→ **ESTRATTO DELLA PAGINA**
·····
Tornano in piazza i lavoratori Almaviva. La mobilitazione è organizzata dalle segreterie territoriali di Slc Cgil, Fistel Cisl, Uilcom, Uil e Ugl.

Da stamane alle 9 i lavoratori liberi dal servizio sono in presidio, dove rimarranno sino alle ore 13, davanti ai negozi Wind e Tim di via Libertà a Palermo.

Nella nota dei sindacati vengono spiegate le ragioni della mobilitazione: per sollecitare il Governo Nazionale ad intervenire su una crisi strutturale che in Sicilia mette a rischio 20.000 posti di lavoro, in Almaviva Palermo lavorano 3200 persone; contro il calo di volumi di traffico delocalizzato all’estero, con percentuali che superano il 60%; per il rispetto delle tariffe minime stabilite dalla legge; contro la destrutturazione di ammortizzatori sociali di un settore in crisi e la costituzione di un Fondo di Settore; per una piena trasparenza dei contratti commerciali tra committenti e outsourcer; contro l’utilizzo di espedienti finanziari che stanno soffocando il settore dei Call Center; per il pieno coinvolgimento delle Istituzioni chiamate a sostenere un piano di sviluppo per Almaviva.

Tali problematiche saranno rappresentate dalle organizzazioni sindacali al tavolo che si terrà il 26 giugno al ministero del Lavoro. Un appuntamento atteso dai lavoratori con la speranza che si possa giungere, nel più breve tempo possibile, al salvataggio di Almaviva.
·····
Dati di previsione dei riquadri di delimitazione:
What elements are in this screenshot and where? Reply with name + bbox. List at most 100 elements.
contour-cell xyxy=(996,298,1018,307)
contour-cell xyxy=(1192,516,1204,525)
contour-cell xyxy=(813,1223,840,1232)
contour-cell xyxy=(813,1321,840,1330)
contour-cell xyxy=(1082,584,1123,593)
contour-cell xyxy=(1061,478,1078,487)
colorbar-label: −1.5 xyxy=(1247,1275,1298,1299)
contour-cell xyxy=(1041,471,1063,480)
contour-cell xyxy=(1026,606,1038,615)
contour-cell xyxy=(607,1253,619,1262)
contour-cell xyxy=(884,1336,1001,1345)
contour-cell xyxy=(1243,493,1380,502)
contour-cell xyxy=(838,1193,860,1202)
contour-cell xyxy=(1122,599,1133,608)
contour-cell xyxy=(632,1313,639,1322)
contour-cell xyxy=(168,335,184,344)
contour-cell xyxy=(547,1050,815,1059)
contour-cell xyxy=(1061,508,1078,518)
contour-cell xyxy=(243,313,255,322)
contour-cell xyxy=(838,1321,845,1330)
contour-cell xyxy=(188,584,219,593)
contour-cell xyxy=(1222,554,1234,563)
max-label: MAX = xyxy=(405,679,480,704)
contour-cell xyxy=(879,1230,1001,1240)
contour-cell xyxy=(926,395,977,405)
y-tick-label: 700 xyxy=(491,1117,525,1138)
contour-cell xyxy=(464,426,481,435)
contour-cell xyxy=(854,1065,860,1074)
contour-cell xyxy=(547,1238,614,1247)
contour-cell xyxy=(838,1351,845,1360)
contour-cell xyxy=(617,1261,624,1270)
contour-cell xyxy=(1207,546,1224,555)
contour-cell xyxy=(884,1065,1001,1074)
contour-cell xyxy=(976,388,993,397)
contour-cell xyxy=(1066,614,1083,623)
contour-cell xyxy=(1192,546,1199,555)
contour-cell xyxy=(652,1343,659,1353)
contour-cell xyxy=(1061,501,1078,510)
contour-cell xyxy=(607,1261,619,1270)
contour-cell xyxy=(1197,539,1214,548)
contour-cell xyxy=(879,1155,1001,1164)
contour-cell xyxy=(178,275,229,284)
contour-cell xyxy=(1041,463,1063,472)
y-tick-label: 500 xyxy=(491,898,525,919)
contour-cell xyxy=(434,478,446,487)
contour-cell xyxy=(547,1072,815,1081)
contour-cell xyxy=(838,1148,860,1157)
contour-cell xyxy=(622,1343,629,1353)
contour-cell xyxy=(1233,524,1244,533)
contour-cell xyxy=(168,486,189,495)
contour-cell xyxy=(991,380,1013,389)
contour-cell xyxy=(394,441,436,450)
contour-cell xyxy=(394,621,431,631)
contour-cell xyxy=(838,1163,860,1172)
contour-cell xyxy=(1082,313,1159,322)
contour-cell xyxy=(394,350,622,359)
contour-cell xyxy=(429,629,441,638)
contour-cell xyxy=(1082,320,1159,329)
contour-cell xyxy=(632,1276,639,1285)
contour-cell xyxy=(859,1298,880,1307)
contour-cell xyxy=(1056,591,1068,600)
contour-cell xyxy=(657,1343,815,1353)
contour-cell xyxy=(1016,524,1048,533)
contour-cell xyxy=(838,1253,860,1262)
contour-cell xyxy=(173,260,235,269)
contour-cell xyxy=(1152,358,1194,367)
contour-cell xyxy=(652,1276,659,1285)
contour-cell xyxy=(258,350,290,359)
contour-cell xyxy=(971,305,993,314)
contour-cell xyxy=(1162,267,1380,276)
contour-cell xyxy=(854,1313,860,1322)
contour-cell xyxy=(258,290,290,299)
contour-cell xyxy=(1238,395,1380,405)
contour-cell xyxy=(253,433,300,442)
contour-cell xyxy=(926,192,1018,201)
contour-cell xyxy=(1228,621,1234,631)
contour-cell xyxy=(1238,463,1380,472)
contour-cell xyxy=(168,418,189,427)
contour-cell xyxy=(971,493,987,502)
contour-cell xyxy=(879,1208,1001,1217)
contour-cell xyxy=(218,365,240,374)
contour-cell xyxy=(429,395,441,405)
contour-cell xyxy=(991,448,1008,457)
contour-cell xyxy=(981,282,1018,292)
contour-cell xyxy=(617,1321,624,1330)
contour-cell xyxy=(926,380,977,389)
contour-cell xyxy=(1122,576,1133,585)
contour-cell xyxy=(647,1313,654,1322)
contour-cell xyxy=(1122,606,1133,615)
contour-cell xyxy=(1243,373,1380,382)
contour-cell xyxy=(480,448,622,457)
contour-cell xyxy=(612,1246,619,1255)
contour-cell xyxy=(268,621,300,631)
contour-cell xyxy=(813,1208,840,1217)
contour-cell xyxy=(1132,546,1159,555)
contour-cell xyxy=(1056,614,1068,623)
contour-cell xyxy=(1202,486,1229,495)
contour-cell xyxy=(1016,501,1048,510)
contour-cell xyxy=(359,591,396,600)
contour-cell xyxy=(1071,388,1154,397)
·····
→ **COMPITO ASSEGNATO 1**
Secondo l'estratto sulla mobilitazione Almaviva, quante persone lavorano in Almaviva Palermo?
→ **COMPITO ASSEGNATO 2**
Riporti senza alcuna modifica il passo dell'estratto sulla mobilitazione Almaviva che inizia con "Tali problematiche saranno" e termina con "salvataggio di Almaviva.".

→ **SUA RISPOSTA 1**
In Almaviva Palermo lavorano 3200 persone.

→ **SUA RISPOSTA 2**
Tali problematiche saranno rappresentate dalle organizzazioni sindacali al tavolo che si terrà il 26 giugno al ministero del Lavoro. Un appuntamento atteso dai lavoratori con la speranza che si possa giungere, nel più breve tempo possibile, al salvataggio di Almaviva.